## BEGIN SUPPLIED MATERIAL

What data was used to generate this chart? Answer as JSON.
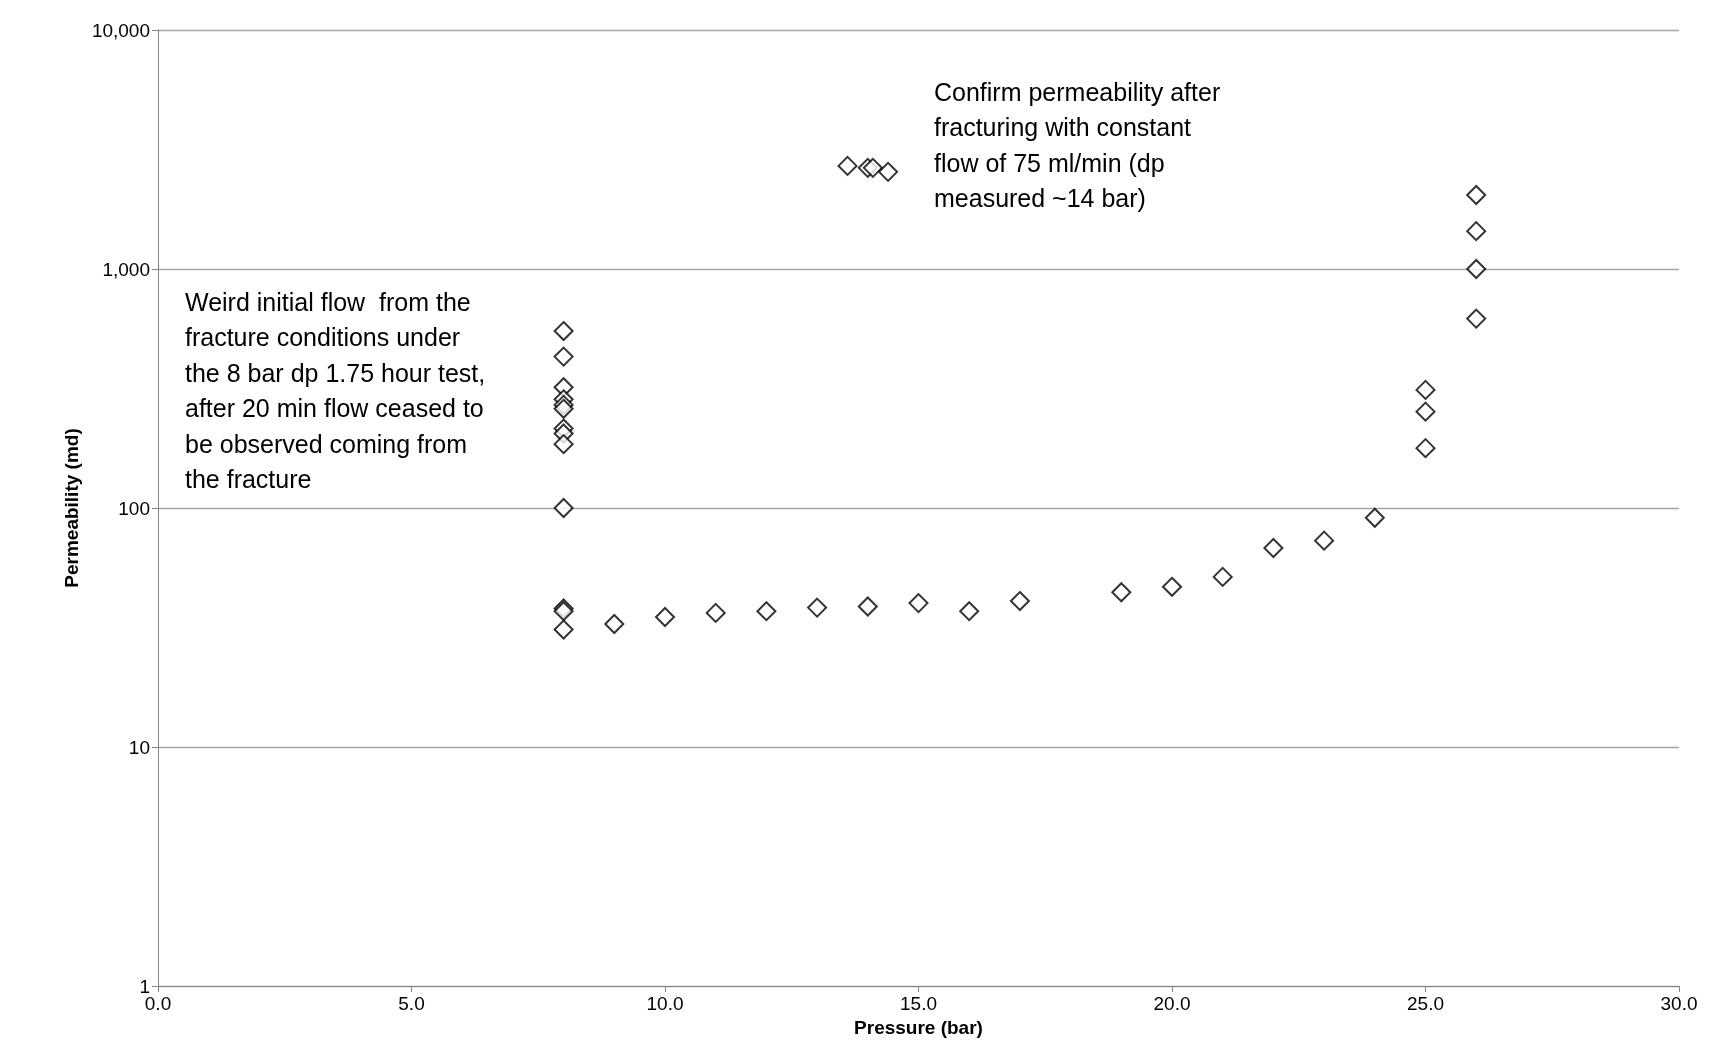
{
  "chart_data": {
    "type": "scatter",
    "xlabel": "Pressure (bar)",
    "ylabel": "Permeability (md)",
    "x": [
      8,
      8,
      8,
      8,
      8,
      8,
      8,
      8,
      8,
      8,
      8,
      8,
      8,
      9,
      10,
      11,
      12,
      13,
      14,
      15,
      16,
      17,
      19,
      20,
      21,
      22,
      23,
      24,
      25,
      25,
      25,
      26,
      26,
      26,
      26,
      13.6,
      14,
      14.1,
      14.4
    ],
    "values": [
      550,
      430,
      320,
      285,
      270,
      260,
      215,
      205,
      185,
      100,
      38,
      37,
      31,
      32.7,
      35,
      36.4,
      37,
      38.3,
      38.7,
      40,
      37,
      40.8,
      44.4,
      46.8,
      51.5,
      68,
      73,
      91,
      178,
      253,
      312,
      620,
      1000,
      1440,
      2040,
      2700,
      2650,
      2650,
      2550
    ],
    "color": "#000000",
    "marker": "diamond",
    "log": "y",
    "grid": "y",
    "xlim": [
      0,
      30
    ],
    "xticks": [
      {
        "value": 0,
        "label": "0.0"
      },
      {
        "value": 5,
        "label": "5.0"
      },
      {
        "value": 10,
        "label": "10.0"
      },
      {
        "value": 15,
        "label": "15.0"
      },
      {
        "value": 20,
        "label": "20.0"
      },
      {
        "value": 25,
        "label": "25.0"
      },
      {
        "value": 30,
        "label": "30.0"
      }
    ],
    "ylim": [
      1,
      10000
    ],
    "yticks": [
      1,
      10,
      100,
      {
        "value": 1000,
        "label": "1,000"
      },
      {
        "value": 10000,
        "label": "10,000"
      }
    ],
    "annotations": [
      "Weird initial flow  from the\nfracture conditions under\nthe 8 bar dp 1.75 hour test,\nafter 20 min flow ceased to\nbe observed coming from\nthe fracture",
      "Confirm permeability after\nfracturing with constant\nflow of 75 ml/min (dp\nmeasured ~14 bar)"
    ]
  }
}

## END SUPPLIED MATERIAL
## BEGIN SUPPLIED MATERIAL

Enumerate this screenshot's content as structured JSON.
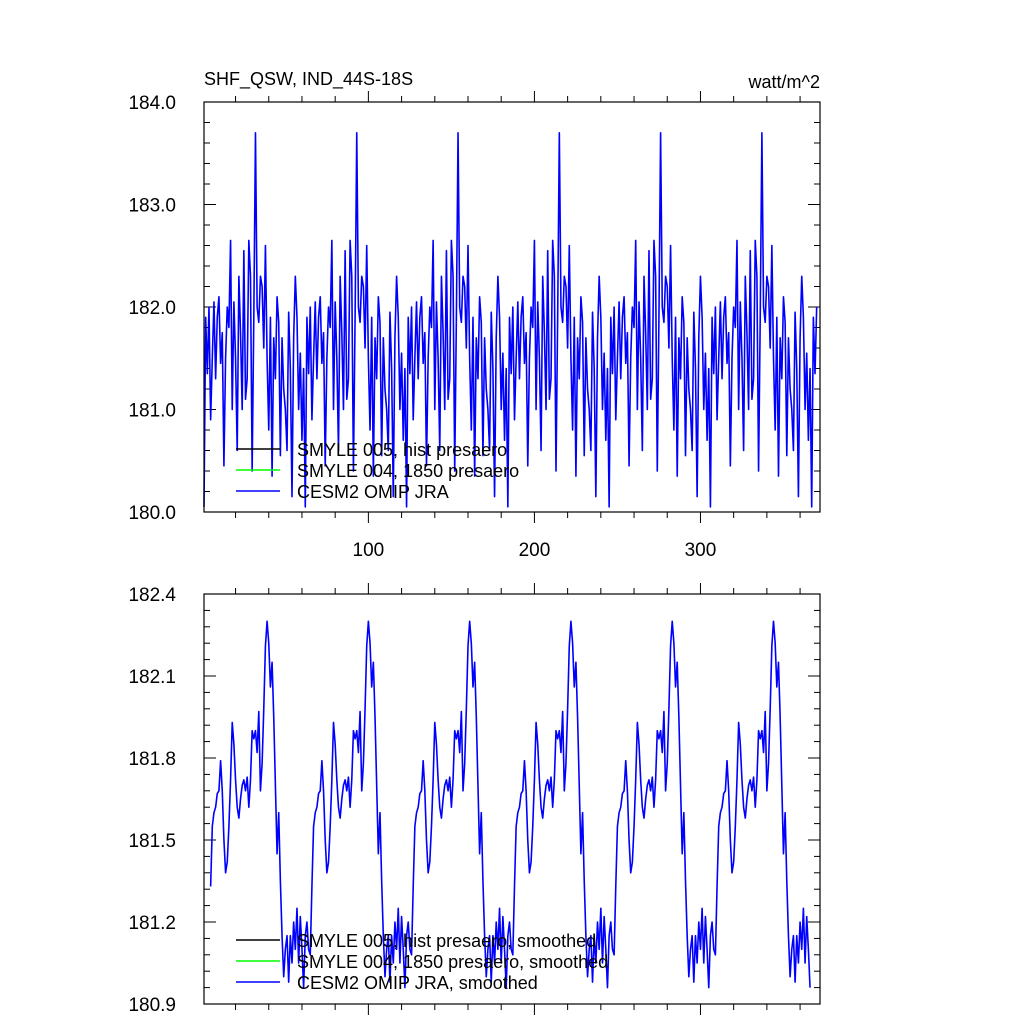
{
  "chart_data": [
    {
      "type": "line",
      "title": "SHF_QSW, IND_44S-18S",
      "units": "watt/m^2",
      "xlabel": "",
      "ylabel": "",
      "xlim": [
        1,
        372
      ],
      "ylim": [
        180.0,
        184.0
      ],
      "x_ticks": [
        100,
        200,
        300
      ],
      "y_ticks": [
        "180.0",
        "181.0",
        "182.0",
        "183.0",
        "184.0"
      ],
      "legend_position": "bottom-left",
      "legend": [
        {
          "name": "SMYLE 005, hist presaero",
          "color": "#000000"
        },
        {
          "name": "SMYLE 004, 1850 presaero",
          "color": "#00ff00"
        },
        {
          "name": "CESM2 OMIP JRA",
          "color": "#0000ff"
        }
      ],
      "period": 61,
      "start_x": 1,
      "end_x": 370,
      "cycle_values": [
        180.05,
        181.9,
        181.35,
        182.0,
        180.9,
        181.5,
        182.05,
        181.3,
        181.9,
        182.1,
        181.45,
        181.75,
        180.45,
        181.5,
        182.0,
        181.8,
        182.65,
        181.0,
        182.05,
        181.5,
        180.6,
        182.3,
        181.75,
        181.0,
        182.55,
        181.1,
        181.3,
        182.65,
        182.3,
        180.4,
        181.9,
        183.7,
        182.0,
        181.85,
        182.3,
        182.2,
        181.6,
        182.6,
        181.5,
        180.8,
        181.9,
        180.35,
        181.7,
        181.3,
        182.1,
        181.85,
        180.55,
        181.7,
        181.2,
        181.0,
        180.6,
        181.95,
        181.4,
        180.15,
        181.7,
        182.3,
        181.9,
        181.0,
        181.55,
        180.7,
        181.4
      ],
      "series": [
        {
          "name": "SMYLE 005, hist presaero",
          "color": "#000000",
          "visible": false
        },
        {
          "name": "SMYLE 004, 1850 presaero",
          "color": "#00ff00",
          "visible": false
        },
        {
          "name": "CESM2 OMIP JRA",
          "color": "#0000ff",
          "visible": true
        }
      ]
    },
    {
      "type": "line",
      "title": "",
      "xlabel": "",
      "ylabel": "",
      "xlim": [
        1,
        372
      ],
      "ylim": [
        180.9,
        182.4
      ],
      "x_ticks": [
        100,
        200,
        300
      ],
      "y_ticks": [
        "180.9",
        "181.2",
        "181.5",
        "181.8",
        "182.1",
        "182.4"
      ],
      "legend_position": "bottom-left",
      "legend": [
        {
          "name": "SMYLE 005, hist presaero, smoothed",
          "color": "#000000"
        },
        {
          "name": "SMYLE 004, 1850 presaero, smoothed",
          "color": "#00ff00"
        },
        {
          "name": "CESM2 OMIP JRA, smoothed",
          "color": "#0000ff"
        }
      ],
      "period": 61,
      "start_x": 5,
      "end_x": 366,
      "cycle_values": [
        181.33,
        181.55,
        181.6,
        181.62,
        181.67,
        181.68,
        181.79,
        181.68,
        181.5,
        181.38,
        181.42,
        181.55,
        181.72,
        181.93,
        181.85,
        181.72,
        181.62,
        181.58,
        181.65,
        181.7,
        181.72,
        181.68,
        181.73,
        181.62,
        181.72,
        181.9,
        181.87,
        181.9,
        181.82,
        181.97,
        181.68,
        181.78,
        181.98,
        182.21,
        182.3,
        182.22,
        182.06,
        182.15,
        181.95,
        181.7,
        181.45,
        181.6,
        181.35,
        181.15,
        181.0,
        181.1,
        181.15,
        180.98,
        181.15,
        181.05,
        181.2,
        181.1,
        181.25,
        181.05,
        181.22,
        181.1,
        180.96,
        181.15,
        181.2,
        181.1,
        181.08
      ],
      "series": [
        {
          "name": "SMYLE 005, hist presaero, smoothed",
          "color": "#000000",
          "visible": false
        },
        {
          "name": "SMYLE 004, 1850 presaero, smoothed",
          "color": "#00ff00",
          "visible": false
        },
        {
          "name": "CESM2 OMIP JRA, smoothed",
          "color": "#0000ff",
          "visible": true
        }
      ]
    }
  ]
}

## END SUPPLIED MATERIAL

EXERCISE: Read the entries and select each line where the word "JSON" is found.

EXPECTED ANSWER:
What data was used to generate this chart? Answer as JSON.
Enumerate this screenshot's content as structured JSON.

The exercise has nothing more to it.